• **About this exercise**
Rewrite the article on the Odessa trip from "In the Ukrainian" up to and including "homegrown progressive model.", changing "orphanages" to "hospitals".

╭─ Text provided

With 20 percent of the P2K budget allocated to the Peoplehood Project, the two-year blueprint called for parallel curriculums about Jewish identity and exchange programs culminating in a joint project that would have an impact on both groups.

Participants chose Odessa as an ideal venue for the finale — a “neutral” place that is steeped in Zionist history and the historical and contemporary meaning of Jewish identity.

“We had to go to a third community to spend time with each other. It just made sense,” said David Leit of Maplewood.

In the Ukrainian city, group members volunteered in schools, orphanages, and the homes of elderly or infirm Jews. They also got to know two local Jewish communities, one run by expatriate Orthodox Israelis attempting to cultivate residents’ religious identities, the other a more homegrown progressive model.

‘A lasting impact’

For Amy Fingeret of Randolph, whose grandparents came from Odessa, interacting with the orphans was “something I loved doing…. Being able to bring laughter to them was really meaningful to me,” she told NJJN in a telephone interview.

╰─
╭─ Records supplied

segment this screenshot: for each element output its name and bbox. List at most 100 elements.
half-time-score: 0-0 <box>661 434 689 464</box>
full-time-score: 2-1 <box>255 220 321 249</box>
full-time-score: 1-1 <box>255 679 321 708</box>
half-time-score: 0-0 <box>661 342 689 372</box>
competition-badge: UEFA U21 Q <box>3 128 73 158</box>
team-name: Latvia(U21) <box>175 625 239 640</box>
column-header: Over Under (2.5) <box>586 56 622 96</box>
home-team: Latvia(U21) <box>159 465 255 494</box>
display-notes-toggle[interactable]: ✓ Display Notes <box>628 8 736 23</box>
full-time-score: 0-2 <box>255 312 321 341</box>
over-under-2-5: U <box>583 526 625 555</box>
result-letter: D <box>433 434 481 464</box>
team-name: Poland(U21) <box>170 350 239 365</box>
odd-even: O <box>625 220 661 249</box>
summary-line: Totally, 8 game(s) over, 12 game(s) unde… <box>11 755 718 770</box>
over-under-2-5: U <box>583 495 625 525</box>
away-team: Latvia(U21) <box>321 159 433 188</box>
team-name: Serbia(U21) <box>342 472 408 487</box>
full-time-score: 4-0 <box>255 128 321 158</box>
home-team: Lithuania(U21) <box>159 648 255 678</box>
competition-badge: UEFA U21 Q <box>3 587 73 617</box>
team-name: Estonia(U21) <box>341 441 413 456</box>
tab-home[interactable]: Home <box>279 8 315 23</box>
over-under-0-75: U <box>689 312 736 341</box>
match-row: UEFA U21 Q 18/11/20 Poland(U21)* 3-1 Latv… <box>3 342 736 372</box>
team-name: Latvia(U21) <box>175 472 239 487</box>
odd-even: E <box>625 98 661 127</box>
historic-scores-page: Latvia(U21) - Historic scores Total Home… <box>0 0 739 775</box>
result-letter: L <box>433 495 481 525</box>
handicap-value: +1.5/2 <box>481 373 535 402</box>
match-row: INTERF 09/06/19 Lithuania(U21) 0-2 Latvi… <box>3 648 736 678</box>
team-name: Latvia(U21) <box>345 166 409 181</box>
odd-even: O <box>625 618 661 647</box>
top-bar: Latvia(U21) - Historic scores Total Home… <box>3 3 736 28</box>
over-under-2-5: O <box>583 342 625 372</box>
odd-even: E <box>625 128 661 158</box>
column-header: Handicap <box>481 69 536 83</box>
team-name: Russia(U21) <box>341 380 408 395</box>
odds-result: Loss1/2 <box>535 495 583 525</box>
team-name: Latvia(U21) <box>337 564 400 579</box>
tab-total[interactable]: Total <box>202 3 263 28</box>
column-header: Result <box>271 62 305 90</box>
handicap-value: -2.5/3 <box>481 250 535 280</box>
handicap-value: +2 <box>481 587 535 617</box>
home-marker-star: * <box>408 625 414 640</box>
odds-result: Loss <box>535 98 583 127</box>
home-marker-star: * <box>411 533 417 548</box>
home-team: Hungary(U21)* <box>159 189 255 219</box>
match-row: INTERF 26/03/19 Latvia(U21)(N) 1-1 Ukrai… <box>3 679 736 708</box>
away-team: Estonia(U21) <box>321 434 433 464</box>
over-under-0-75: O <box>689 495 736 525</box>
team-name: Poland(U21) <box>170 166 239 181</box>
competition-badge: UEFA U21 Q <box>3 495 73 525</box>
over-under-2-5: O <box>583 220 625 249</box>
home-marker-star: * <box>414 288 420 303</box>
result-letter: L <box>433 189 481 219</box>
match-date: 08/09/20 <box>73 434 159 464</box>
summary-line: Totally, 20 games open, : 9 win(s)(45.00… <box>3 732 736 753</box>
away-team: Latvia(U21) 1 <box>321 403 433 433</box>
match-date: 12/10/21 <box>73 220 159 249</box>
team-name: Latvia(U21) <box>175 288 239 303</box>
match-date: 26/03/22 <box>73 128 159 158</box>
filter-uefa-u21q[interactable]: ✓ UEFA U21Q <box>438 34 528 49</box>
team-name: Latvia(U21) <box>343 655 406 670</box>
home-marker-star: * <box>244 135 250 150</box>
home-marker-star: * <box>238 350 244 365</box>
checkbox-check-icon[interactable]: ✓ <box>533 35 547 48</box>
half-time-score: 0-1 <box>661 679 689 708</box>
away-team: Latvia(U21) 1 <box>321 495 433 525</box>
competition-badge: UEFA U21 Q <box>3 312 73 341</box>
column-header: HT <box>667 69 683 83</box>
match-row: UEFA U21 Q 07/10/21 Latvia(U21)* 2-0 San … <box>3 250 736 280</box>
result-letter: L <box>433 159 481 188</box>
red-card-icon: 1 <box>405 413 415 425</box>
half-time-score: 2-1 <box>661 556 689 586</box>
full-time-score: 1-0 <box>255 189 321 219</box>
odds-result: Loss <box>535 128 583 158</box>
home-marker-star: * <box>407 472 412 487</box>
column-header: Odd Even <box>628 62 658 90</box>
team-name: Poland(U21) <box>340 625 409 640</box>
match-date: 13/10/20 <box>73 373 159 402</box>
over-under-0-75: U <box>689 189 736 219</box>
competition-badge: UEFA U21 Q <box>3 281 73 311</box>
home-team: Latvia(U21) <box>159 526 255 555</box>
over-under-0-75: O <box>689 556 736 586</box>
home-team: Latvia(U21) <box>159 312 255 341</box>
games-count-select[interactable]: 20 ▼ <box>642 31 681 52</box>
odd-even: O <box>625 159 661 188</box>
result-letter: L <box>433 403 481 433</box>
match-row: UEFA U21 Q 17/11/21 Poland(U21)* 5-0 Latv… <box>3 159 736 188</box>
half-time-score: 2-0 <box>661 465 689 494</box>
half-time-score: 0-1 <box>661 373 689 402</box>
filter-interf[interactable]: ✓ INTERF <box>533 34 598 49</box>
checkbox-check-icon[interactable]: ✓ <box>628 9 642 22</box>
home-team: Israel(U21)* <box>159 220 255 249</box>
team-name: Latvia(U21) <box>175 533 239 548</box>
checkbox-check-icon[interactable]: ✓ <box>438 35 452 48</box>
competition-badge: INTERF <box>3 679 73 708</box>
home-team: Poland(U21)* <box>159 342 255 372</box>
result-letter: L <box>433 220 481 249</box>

╰─

• **Problem solution**
In the Ukrainian city, group members volunteered in schools, hospitals, and the homes of elderly or infirm Jews. They also got to know two local Jewish communities, one run by expatriate Orthodox Israelis attempting to cultivate residents’ religious identities, the other a more homegrown progressive model.